THE PROBLEM. Copy all lines in which the word "name" can be found.

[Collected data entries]
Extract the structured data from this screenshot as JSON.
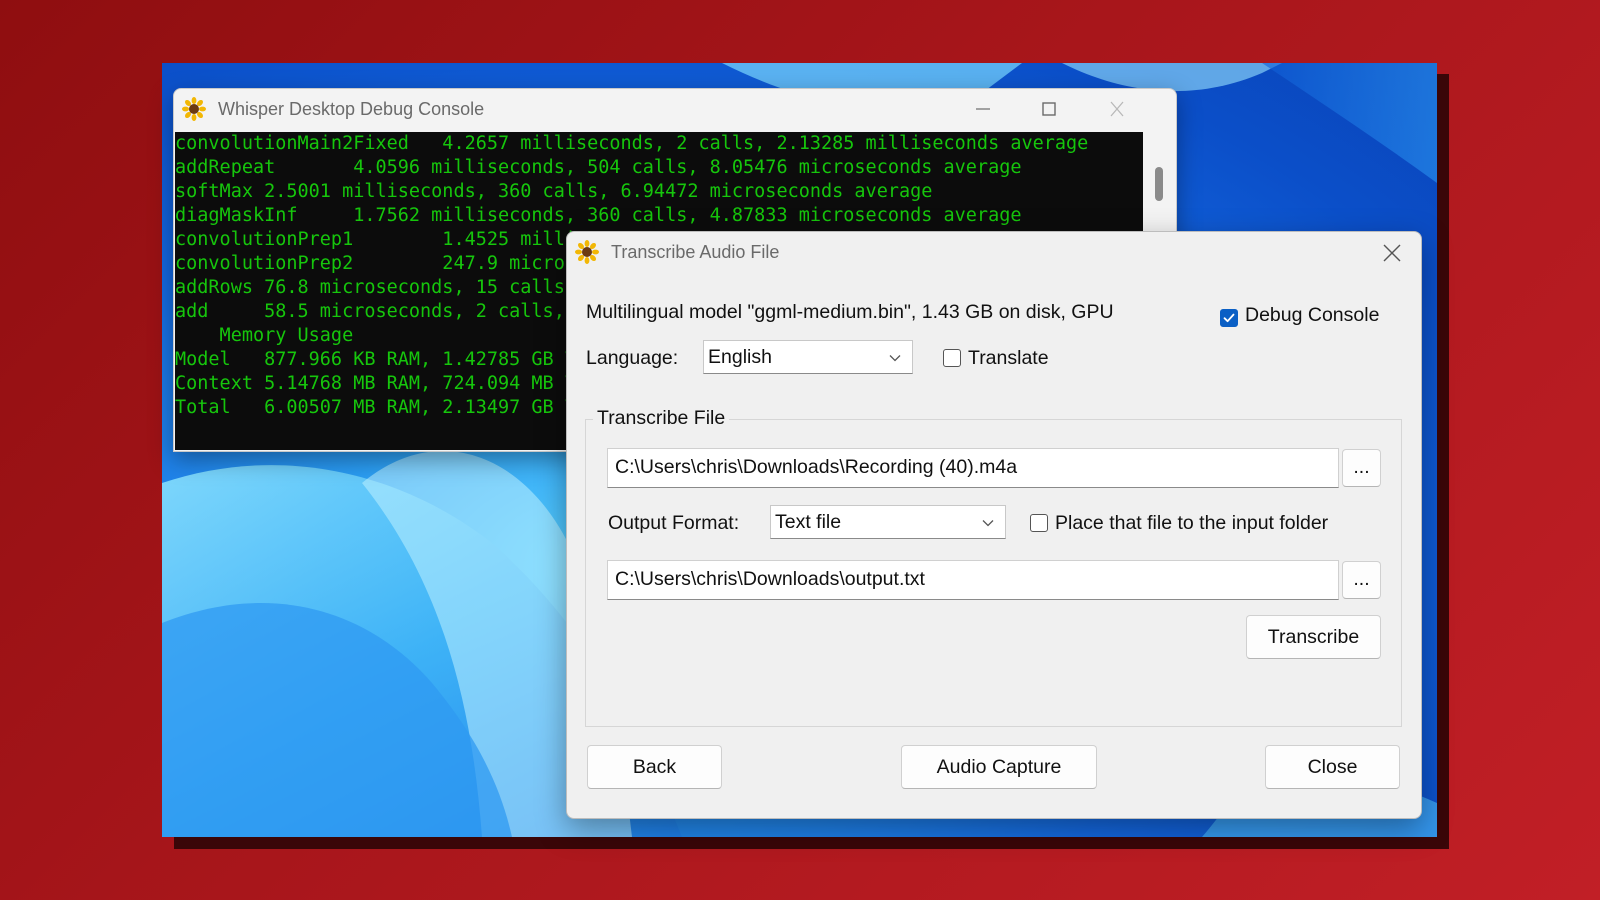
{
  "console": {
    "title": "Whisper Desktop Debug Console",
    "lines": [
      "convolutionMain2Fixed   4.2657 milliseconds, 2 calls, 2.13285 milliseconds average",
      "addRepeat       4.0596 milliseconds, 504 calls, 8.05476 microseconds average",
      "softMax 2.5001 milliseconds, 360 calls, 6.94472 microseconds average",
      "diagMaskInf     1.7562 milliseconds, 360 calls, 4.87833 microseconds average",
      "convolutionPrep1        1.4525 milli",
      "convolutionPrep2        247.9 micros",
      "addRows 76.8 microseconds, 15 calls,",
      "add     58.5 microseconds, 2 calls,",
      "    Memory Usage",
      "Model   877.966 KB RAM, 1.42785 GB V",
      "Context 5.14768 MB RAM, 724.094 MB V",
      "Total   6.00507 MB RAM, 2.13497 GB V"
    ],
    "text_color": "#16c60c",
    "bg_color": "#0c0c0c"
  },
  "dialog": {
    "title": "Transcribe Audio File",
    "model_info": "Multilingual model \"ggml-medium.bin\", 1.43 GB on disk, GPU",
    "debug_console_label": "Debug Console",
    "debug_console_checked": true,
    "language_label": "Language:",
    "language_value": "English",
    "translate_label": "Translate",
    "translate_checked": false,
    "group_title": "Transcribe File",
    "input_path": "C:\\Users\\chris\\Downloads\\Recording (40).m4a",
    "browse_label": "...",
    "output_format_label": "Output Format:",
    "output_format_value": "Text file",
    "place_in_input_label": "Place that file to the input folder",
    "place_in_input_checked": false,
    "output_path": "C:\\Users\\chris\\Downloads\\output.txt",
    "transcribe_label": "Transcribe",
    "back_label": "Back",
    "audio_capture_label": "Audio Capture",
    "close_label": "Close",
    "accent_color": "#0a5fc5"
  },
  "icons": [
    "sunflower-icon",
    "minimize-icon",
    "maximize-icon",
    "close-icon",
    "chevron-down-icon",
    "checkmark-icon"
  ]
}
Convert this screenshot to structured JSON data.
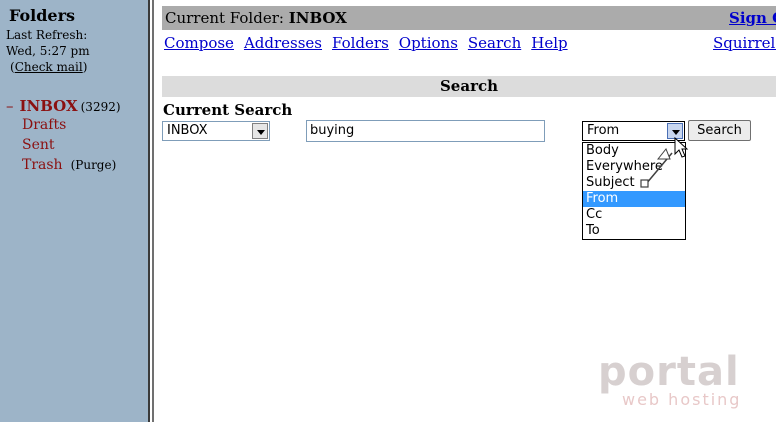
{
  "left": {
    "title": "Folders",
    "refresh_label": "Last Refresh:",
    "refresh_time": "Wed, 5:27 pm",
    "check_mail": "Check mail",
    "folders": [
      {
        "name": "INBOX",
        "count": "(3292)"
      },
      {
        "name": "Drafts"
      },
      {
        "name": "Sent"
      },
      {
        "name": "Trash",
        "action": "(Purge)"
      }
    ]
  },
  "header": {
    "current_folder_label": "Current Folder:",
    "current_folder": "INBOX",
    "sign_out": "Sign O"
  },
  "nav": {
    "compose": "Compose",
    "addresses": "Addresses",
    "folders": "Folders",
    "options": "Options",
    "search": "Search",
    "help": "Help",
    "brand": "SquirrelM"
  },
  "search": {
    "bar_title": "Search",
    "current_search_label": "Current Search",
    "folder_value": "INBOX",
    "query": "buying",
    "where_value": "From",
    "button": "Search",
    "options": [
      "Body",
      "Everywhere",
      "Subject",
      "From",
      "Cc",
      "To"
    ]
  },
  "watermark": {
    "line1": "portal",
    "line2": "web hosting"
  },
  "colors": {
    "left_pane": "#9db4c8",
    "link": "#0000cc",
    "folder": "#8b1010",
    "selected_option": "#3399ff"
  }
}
...
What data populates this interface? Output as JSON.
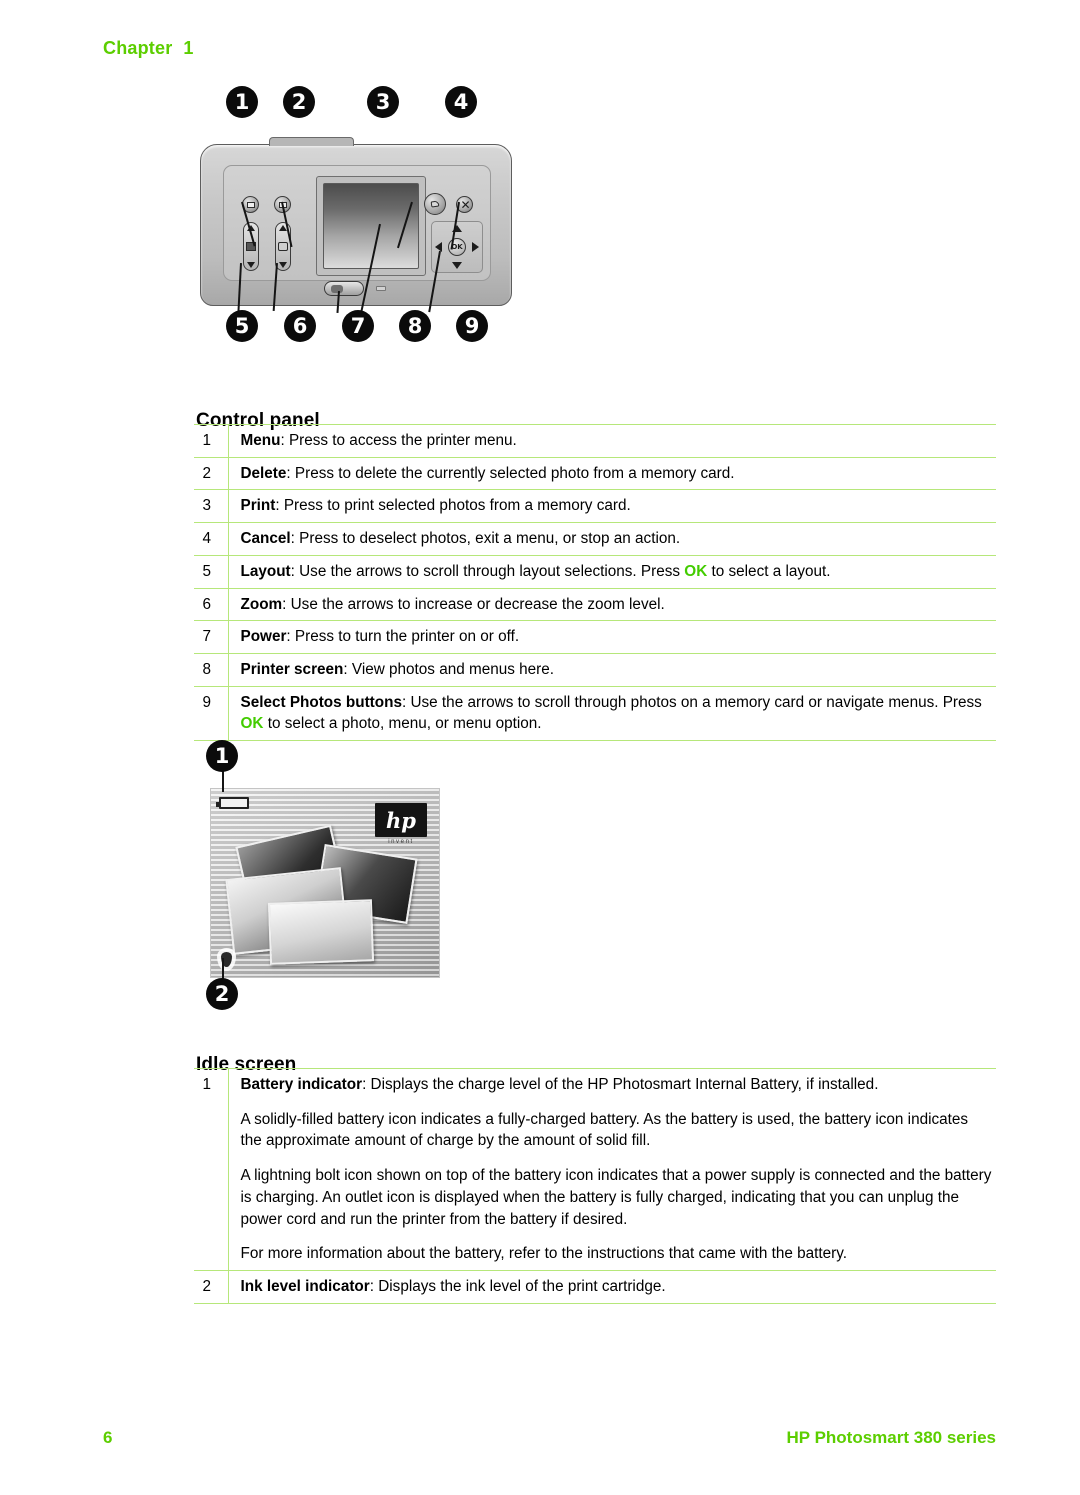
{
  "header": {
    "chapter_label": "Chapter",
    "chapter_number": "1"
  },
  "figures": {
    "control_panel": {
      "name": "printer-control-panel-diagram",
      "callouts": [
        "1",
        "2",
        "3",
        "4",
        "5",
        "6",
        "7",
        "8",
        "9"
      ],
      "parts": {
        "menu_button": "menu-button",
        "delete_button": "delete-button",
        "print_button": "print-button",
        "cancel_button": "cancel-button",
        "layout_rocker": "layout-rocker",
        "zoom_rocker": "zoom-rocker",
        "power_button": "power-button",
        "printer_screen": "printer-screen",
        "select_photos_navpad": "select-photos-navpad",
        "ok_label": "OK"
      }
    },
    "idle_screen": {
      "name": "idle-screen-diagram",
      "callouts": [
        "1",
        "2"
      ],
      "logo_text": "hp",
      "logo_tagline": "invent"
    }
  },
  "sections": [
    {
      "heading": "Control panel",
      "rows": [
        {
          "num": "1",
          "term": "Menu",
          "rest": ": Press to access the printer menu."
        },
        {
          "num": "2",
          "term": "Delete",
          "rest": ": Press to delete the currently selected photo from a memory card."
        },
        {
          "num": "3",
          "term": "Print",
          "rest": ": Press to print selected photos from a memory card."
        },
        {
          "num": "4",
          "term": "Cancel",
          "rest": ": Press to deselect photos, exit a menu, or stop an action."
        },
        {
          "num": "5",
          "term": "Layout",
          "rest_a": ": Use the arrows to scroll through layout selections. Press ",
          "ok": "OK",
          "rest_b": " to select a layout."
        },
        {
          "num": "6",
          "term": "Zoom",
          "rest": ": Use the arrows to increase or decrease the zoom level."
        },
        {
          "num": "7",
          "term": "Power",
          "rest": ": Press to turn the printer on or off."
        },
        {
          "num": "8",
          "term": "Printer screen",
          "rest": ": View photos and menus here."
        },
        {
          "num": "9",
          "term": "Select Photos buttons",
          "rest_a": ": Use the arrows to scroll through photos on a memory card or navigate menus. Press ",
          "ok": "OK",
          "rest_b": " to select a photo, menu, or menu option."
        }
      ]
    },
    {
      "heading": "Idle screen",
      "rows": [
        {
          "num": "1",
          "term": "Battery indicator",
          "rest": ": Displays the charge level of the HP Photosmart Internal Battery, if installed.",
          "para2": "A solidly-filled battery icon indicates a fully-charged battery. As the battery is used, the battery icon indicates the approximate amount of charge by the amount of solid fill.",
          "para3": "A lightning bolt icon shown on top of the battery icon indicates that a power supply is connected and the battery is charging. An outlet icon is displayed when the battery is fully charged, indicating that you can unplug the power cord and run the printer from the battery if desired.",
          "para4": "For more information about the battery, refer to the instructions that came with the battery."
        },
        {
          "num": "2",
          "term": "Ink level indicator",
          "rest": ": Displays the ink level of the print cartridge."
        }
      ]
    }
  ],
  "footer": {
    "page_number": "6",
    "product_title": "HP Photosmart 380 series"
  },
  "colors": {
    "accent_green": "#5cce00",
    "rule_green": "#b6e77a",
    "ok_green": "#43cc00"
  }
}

SOLUTION FOR THIS TASK.
        "name": "INBOX",
        "name": "Drafts"
        "name": "Sent"
        "name": "Trash",
      "name": "printer-control-panel-diagram",
      "name": "idle-screen-diagram",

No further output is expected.